[Dataset entries]
▽

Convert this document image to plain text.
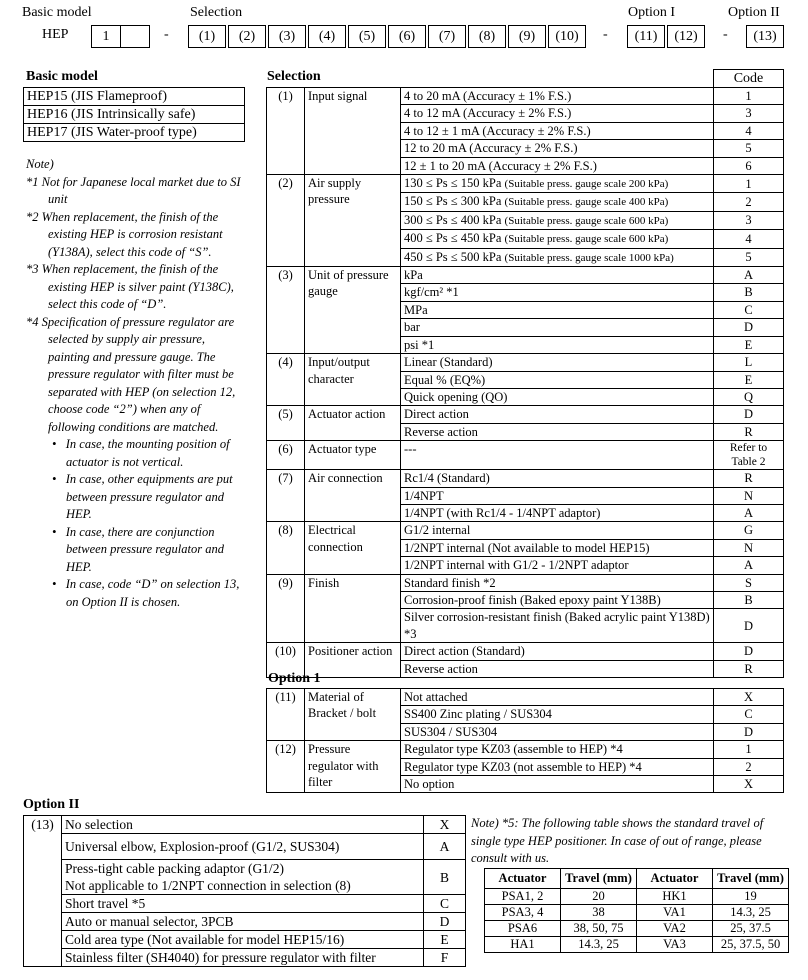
Basic model	Selection	Option I	Option II
HEP	1	-	(1)	(2)	(3)	(4)	(5)	(6)	(7)	(8)	(9)	(10)	-	(11)	(12)	-	(13)
Basic model
HEP15 (JIS Flameproof)
HEP16 (JIS Intrinsically safe)
HEP17 (JIS Water-proof type)

Note)

*1 Not for Japanese local market due to SI unit

*2 When replacement, the finish of the existing HEP is corrosion resistant (Y138A), select this code of “S”.

*3 When replacement, the finish of the existing HEP is silver paint (Y138C), select this code of “D”.

*4 Specification of pressure regulator are selected by supply air pressure, painting and pressure gauge. The pressure regulator with filter must be separated with HEP (on selection 12, choose code “2”) when any of following conditions are matched.

•   In case, the mounting position of actuator is not vertical.

•   In case, other equipments are put between pressure regulator and HEP.

•   In case, there are conjunction between pressure regulator and HEP.

•   In case, code “D” on selection 13, on Option II is chosen.

Selection	Code
(1)	Input signal	4 to 20 mA (Accuracy ± 1% F.S.)	1
		4 to 12 mA (Accuracy ± 2% F.S.)	3
		4 to 12 ± 1 mA (Accuracy ± 2% F.S.)	4
		12 to 20 mA (Accuracy ± 2% F.S.)	5
		12 ± 1 to 20 mA (Accuracy ± 2% F.S.)	6
(2)	Air supply pressure	130 ≤ Ps ≤ 150 kPa (Suitable press. gauge scale 200 kPa)	1
		150 ≤ Ps ≤ 300 kPa (Suitable press. gauge scale 400 kPa)	2
		300 ≤ Ps ≤ 400 kPa (Suitable press. gauge scale 600 kPa)	3
		400 ≤ Ps ≤ 450 kPa (Suitable press. gauge scale 600 kPa)	4
		450 ≤ Ps ≤ 500 kPa (Suitable press. gauge scale 1000 kPa)	5
(3)	Unit of pressure gauge	kPa	A
		kgf/cm² *1	B
		MPa	C
		bar	D
		psi *1	E
(4)	Input/output character	Linear (Standard)	L
		Equal % (EQ%)	E
		Quick opening (QO)	Q
(5)	Actuator action	Direct action	D
		Reverse action	R
(6)	Actuator type	---	Refer to Table 2
(7)	Air connection	Rc1/4 (Standard)	R
		1/4NPT	N
		1/4NPT (with Rc1/4 - 1/4NPT adaptor)	A
(8)	Electrical connection	G1/2 internal	G
		1/2NPT internal (Not available to model HEP15)	N
		1/2NPT internal with G1/2 - 1/2NPT adaptor	A
(9)	Finish	Standard finish *2	S
		Corrosion-proof finish (Baked epoxy paint Y138B)	B
		Silver corrosion-resistant finish (Baked acrylic paint Y138D) *3	D
(10)	Positioner action	Direct action (Standard)	D
		Reverse action	R
Option 1
(11)	Material of Bracket / bolt	Not attached	X
		SS400 Zinc plating / SUS304	C
		SUS304 / SUS304	D
(12)	Pressure regulator with filter	Regulator type KZ03 (assemble to HEP) *4	1
		Regulator type KZ03 (not assemble to HEP) *4	2
		No option	X
Option II
(13)	No selection	X

	Universal elbow, Explosion-proof (G1/2, SUS304)	A

	Press-tight cable packing adaptor (G1/2)
Not applicable to 1/2NPT connection in selection (8)	B

	Short travel *5	C

	Auto or manual selector, 3PCB	D

	Cold area type (Not available for model HEP15/16)	E

	Stainless filter (SH4040) for pressure regulator with filter	F
Note) *5: The following table shows the standard travel of single type HEP positioner. In case of out of range, please consult with us.
Actuator	Travel (mm)	Actuator	Travel (mm)
PSA1, 2	20	HK1	19
PSA3, 4	38	VA1	14.3, 25
PSA6	38, 50, 75	VA2	25, 37.5
HA1	14.3, 25	VA3	25, 37.5, 50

△

- _WHAT THE EXERCISE ASKS_
Show every line of the listing in which the string "type" can be found.

- _RESULT FOR THIS TASK_
HEP17 (JIS Water-proof type)
(6)	Actuator type	---	Refer to Table 2
(12)	Pressure regulator with filter	Regulator type KZ03 (assemble to HEP) *4	1
		Regulator type KZ03 (not assemble to HEP) *4	2
	Cold area type (Not available for model HEP15/16)	E
Note) *5: The following table shows the standard travel of single type HEP positioner. In case of out of range, please consult with us.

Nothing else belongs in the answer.